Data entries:
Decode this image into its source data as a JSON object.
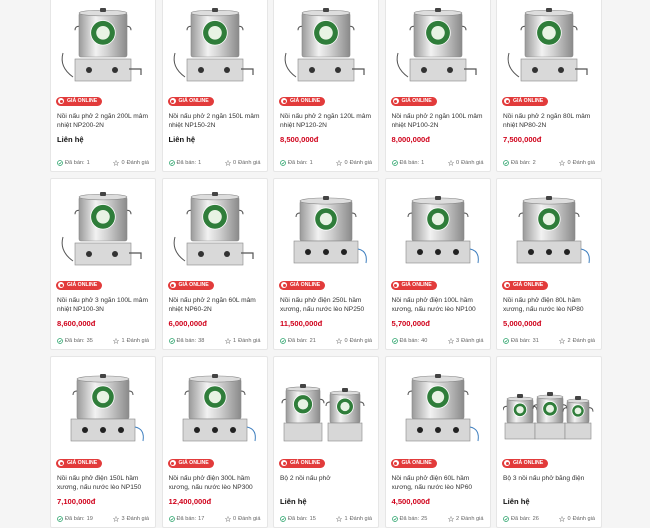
{
  "badge_label": "GIÁ ONLINE",
  "sold_prefix": "Đã bán:",
  "rating_suffix": "Đánh giá",
  "accent_color": "#d0021b",
  "badge_color": "#e23b3b",
  "products": [
    {
      "name": "Nồi nấu phở 2 ngăn 200L mâm nhiệt NP200-2N",
      "price": "Liên hệ",
      "sold": "1",
      "rating": "0",
      "image": "pot-single-tall"
    },
    {
      "name": "Nồi nấu phở 2 ngăn 150L mâm nhiệt NP150-2N",
      "price": "Liên hệ",
      "sold": "1",
      "rating": "0",
      "image": "pot-single-tall"
    },
    {
      "name": "Nồi nấu phở 2 ngăn 120L mâm nhiệt NP120-2N",
      "price": "8,500,000đ",
      "sold": "1",
      "rating": "0",
      "image": "pot-single-tall"
    },
    {
      "name": "Nồi nấu phở 2 ngăn 100L mâm nhiệt NP100-2N",
      "price": "8,000,000đ",
      "sold": "1",
      "rating": "0",
      "image": "pot-single-tall"
    },
    {
      "name": "Nồi nấu phở 2 ngăn 80L mâm nhiệt NP80-2N",
      "price": "7,500,000đ",
      "sold": "2",
      "rating": "0",
      "image": "pot-single-tall"
    },
    {
      "name": "Nồi nấu phở 3 ngăn 100L mâm nhiệt NP100-3N",
      "price": "8,600,000đ",
      "sold": "35",
      "rating": "1",
      "image": "pot-single-tall"
    },
    {
      "name": "Nồi nấu phở 2 ngăn 60L mâm nhiệt NP60-2N",
      "price": "6,000,000đ",
      "sold": "38",
      "rating": "1",
      "image": "pot-single-tall"
    },
    {
      "name": "Nồi nấu phở điện 250L hầm xương, nấu nước lèo NP250",
      "price": "11,500,000đ",
      "sold": "21",
      "rating": "0",
      "image": "pot-wide"
    },
    {
      "name": "Nồi nấu phở điện 100L hầm xương, nấu nước lèo NP100",
      "price": "5,700,000đ",
      "sold": "40",
      "rating": "3",
      "image": "pot-wide"
    },
    {
      "name": "Nồi nấu phở điện 80L hầm xương, nấu nước lèo NP80",
      "price": "5,000,000đ",
      "sold": "31",
      "rating": "2",
      "image": "pot-wide"
    },
    {
      "name": "Nồi nấu phở điện 150L hầm xương, nấu nước lèo NP150",
      "price": "7,100,000đ",
      "sold": "19",
      "rating": "3",
      "image": "pot-wide"
    },
    {
      "name": "Nồi nấu phở điện 300L hầm xương, nấu nước lèo NP300",
      "price": "12,400,000đ",
      "sold": "17",
      "rating": "0",
      "image": "pot-wide"
    },
    {
      "name": "Bộ 2 nồi nấu phở",
      "price": "Liên hệ",
      "sold": "15",
      "rating": "1",
      "image": "pot-pair"
    },
    {
      "name": "Nồi nấu phở điện 60L hầm xương, nấu nước lèo NP60",
      "price": "4,500,000đ",
      "sold": "25",
      "rating": "2",
      "image": "pot-wide"
    },
    {
      "name": "Bộ 3 nồi nấu phở bằng điện",
      "price": "Liên hệ",
      "sold": "26",
      "rating": "0",
      "image": "pot-trio"
    }
  ]
}
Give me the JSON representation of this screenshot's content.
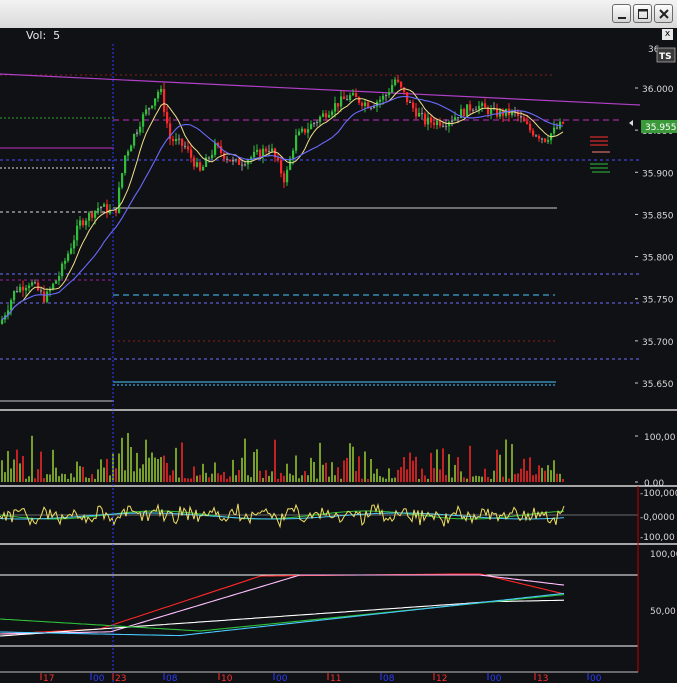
{
  "window": {
    "buttons": [
      "minimize",
      "maximize",
      "close"
    ]
  },
  "infobar": {
    "vol_label": "Vol:",
    "vol_value": "5",
    "close_glyph": "x"
  },
  "price_panel": {
    "corner_label": "36",
    "ts_badge": "TS",
    "last_price": "35.955",
    "y_ticks": [
      "36.000",
      "35.950",
      "35.900",
      "35.850",
      "35.800",
      "35.750",
      "35.700",
      "35.650"
    ]
  },
  "volume_panel": {
    "y_ticks": [
      "100,00",
      "0,00"
    ]
  },
  "osc1_panel": {
    "y_ticks": [
      "-100,000",
      "-0,0000",
      "-100,00"
    ]
  },
  "osc2_panel": {
    "y_ticks": [
      "100,00",
      "50,00"
    ]
  },
  "time_axis": {
    "labels": [
      {
        "t": "17",
        "c": "#ff3030"
      },
      {
        "t": "00",
        "c": "#2a3cff"
      },
      {
        "t": "23",
        "c": "#ff3030"
      },
      {
        "t": "08",
        "c": "#2a3cff"
      },
      {
        "t": "10",
        "c": "#ff3030"
      },
      {
        "t": "00",
        "c": "#2a3cff"
      },
      {
        "t": "11",
        "c": "#ff3030"
      },
      {
        "t": "08",
        "c": "#2a3cff"
      },
      {
        "t": "12",
        "c": "#ff3030"
      },
      {
        "t": "00",
        "c": "#2a3cff"
      },
      {
        "t": "13",
        "c": "#ff3030"
      },
      {
        "t": "00",
        "c": "#2a3cff"
      }
    ]
  },
  "colors": {
    "background": "#101114",
    "grid": "#ffffff",
    "up": "#2fbf3a",
    "down": "#ff2828",
    "neutral": "#9a9a9a",
    "trend": "#b040c8",
    "ma_fast": "#f0e08a",
    "ma_slow": "#6a6aff",
    "support": "#8888ff",
    "cyan": "#48c8ff"
  }
}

AIM:
Collect, from the material above, every line containing the word "xương".

EXERCISE ANSWER:
      "name": "Nồi nấu phở điện 250L hầm xương, nấu nước lèo NP250",
      "name": "Nồi nấu phở điện 100L hầm xương, nấu nước lèo NP100",
      "name": "Nồi nấu phở điện 80L hầm xương, nấu nước lèo NP80",
      "name": "Nồi nấu phở điện 150L hầm xương, nấu nước lèo NP150",
      "name": "Nồi nấu phở điện 300L hầm xương, nấu nước lèo NP300",
      "name": "Nồi nấu phở điện 60L hầm xương, nấu nước lèo NP60",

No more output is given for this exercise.